> **PROMPT**
Go through the records and copy each line where the word "Japanese" occurs.

Collected data entries:
:::::

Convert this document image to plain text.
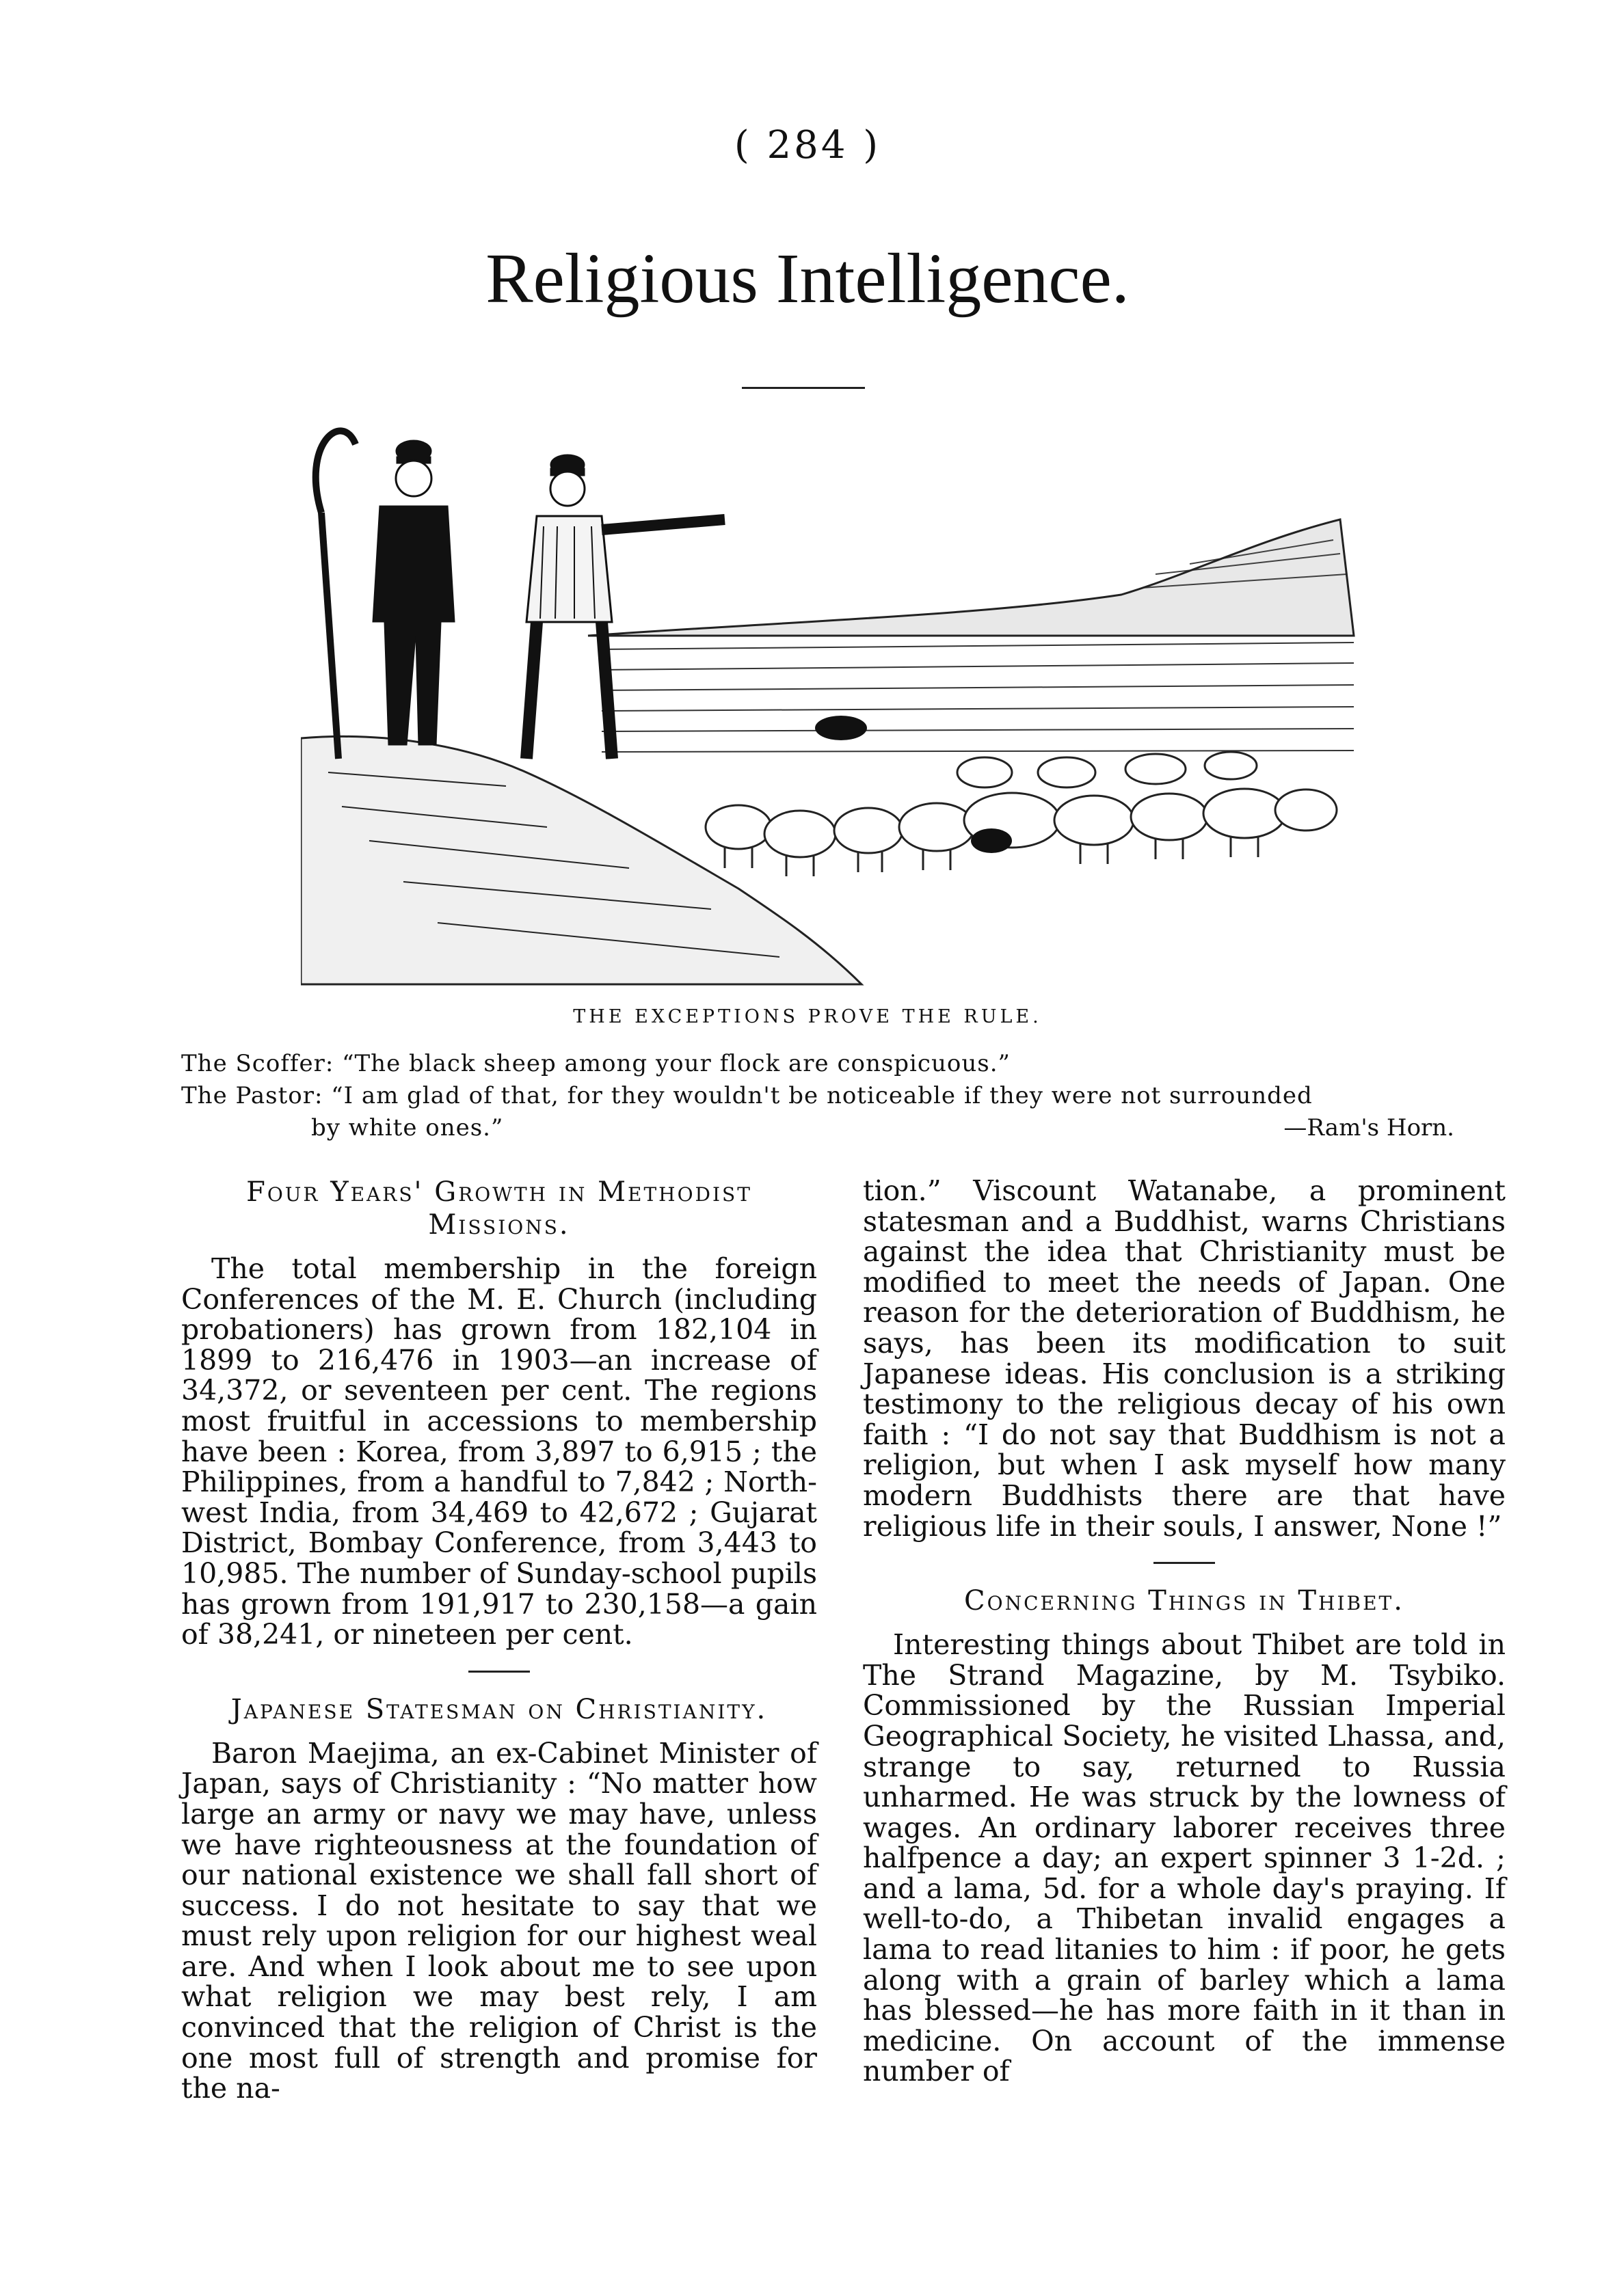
( 284 )
Religious Intelligence.
THE EXCEPTIONS PROVE THE RULE.
The Scoffer: “The black sheep among your flock are conspicuous.”
The Pastor: “I am glad of that, for they wouldn't be noticeable if they were not surrounded
by white ones.”	—Ram's Horn.
Four Years' Growth in Methodist Missions.

The total membership in the foreign Conferences of the M. E. Church (including probationers) has grown from 182,104 in 1899 to 216,476 in 1903—an increase of 34,372, or seventeen per cent. The regions most fruitful in accessions to membership have been : Korea, from 3,897 to 6,915 ; the Philippines, from a handful to 7,842 ; North-west India, from 34,469 to 42,672 ; Gujarat District, Bombay Conference, from 3,443 to 10,985. The number of Sunday-school pupils has grown from 191,917 to 230,158—a gain of 38,241, or nineteen per cent.

Japanese Statesman on Christianity.

Baron Maejima, an ex-Cabinet Minister of Japan, says of Christianity : “No matter how large an army or navy we may have, unless we have righteousness at the foundation of our national existence we shall fall short of success. I do not hesitate to say that we must rely upon religion for our highest weal are. And when I look about me to see upon what religion we may best rely, I am convinced that the religion of Christ is the one most full of strength and promise for the na-

tion.” Viscount Watanabe, a prominent statesman and a Buddhist, warns Christians against the idea that Christianity must be modified to meet the needs of Japan. One reason for the deterioration of Buddhism, he says, has been its modification to suit Japanese ideas. His conclusion is a striking testimony to the religious decay of his own faith : “I do not say that Buddhism is not a religion, but when I ask myself how many modern Buddhists there are that have religious life in their souls, I answer, None !”

Concerning Things in Thibet.

Interesting things about Thibet are told in The Strand Magazine, by M. Tsybiko. Commissioned by the Russian Imperial Geographical Society, he visited Lhassa, and, strange to say, returned to Russia unharmed. He was struck by the lowness of wages. An ordinary laborer receives three halfpence a day; an expert spinner 3 1-2d. ; and a lama, 5d. for a whole day's praying. If well-to-do, a Thibetan invalid engages a lama to read litanies to him : if poor, he gets along with a grain of barley which a lama has blessed—he has more faith in it than in medicine. On account of the immense number of
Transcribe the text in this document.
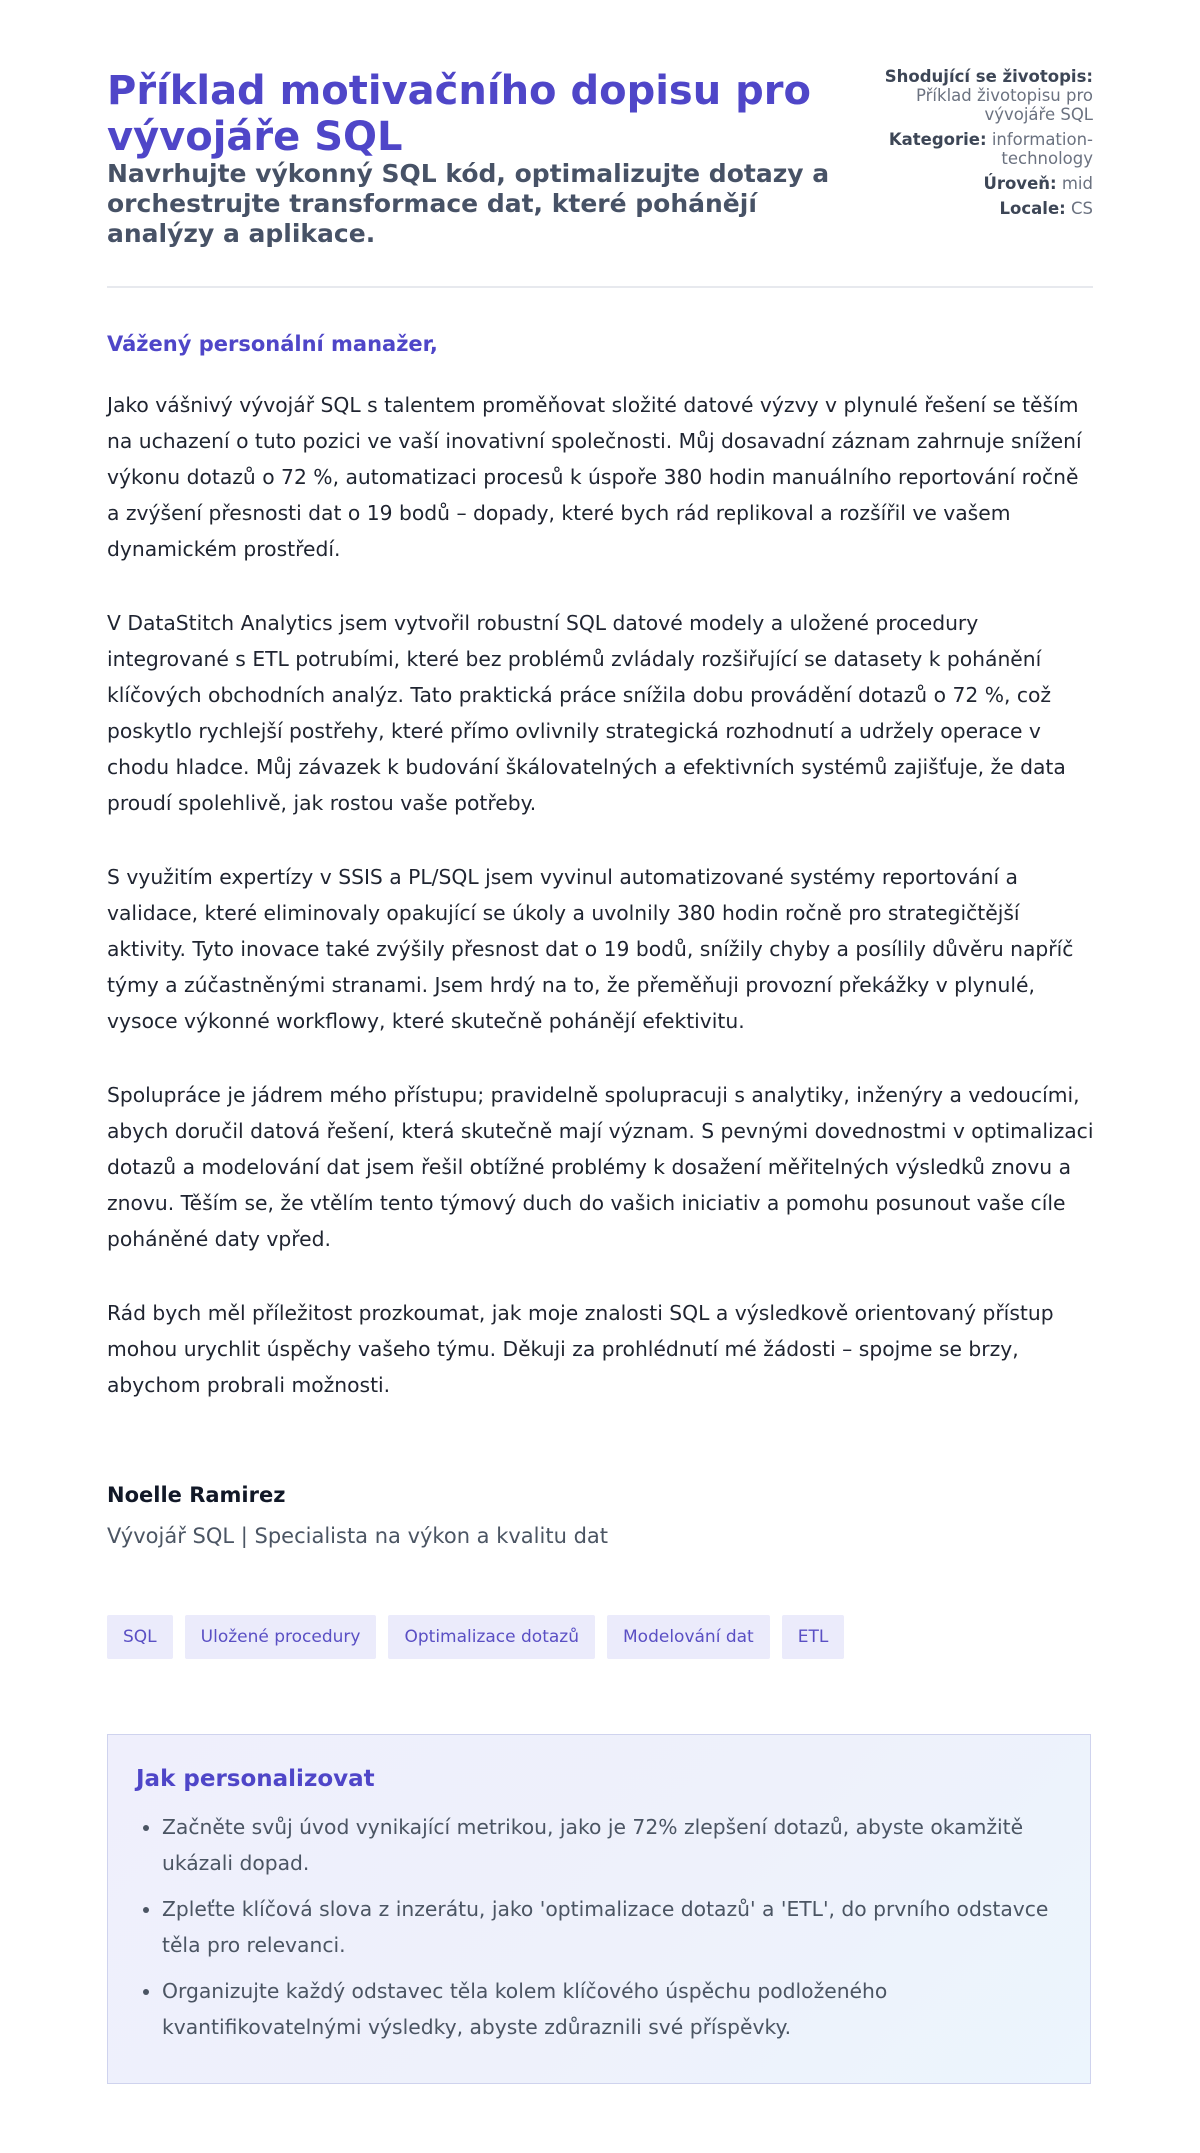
Příklad motivačního dopisu pro vývojáře SQL

Navrhujte výkonný SQL kód, optimalizujte dotazy a orchestrujte transformace dat, které pohánějí analýzy a aplikace.

Shodující se životopis:
Příklad životopisu pro vývojáře SQL
Kategorie: information-technology
Úroveň: mid
Locale: CS
Vážený personální manažer,

Jako vášnivý vývojář SQL s talentem proměňovat složité datové výzvy v plynulé řešení se těším na uchazení o tuto pozici ve vaší inovativní společnosti. Můj dosavadní záznam zahrnuje snížení výkonu dotazů o 72 %, automatizaci procesů k úspoře 380 hodin manuálního reportování ročně a zvýšení přesnosti dat o 19 bodů – dopady, které bych rád replikoval a rozšířil ve vašem dynamickém prostředí.

V DataStitch Analytics jsem vytvořil robustní SQL datové modely a uložené procedury integrované s ETL potrubími, které bez problémů zvládaly rozšiřující se datasety k pohánění klíčových obchodních analýz. Tato praktická práce snížila dobu provádění dotazů o 72 %, což poskytlo rychlejší postřehy, které přímo ovlivnily strategická rozhodnutí a udržely operace v chodu hladce. Můj závazek k budování škálovatelných a efektivních systémů zajišťuje, že data proudí spolehlivě, jak rostou vaše potřeby.

S využitím expertízy v SSIS a PL/SQL jsem vyvinul automatizované systémy reportování a validace, které eliminovaly opakující se úkoly a uvolnily 380 hodin ročně pro strategičtější aktivity. Tyto inovace také zvýšily přesnost dat o 19 bodů, snížily chyby a posílily důvěru napříč týmy a zúčastněnými stranami. Jsem hrdý na to, že přeměňuji provozní překážky v plynulé, vysoce výkonné workflowy, které skutečně pohánějí efektivitu.

Spolupráce je jádrem mého přístupu; pravidelně spolupracuji s analytiky, inženýry a vedoucími, abych doručil datová řešení, která skutečně mají význam. S pevnými dovednostmi v optimalizaci dotazů a modelování dat jsem řešil obtížné problémy k dosažení měřitelných výsledků znovu a znovu. Těším se, že vtělím tento týmový duch do vašich iniciativ a pomohu posunout vaše cíle poháněné daty vpřed.

Rád bych měl příležitost prozkoumat, jak moje znalosti SQL a výsledkově orientovaný přístup mohou urychlit úspěchy vašeho týmu. Děkuji za prohlédnutí mé žádosti – spojme se brzy, abychom probrali možnosti.

Noelle Ramirez
Vývojář SQL | Specialista na výkon a kvalitu dat
SQL	Uložené procedury	Optimalizace dotazů	Modelování dat	ETL
Jak personalizovat
• Začněte svůj úvod vynikající metrikou, jako je 72% zlepšení dotazů, abyste okamžitě ukázali dopad.
• Zpleťte klíčová slova z inzerátu, jako 'optimalizace dotazů' a 'ETL', do prvního odstavce těla pro relevanci.
• Organizujte každý odstavec těla kolem klíčového úspěchu podloženého kvantifikovatelnými výsledky, abyste zdůraznili své příspěvky.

:::::

> **TASK RESPONSE**
Japanese Statesman on Christianity.
tion.” Viscount Watanabe, a prominent statesman and a Buddhist, warns Christians against the idea that Christianity must be modified to meet the needs of Japan. One reason for the deterioration of Buddhism, he says, has been its modification to suit Japanese ideas. His conclusion is a striking testimony to the religious decay of his own faith : “I do not say that Buddhism is not a religion, but when I ask myself how many modern Buddhists there are that have religious life in their souls, I answer, None !”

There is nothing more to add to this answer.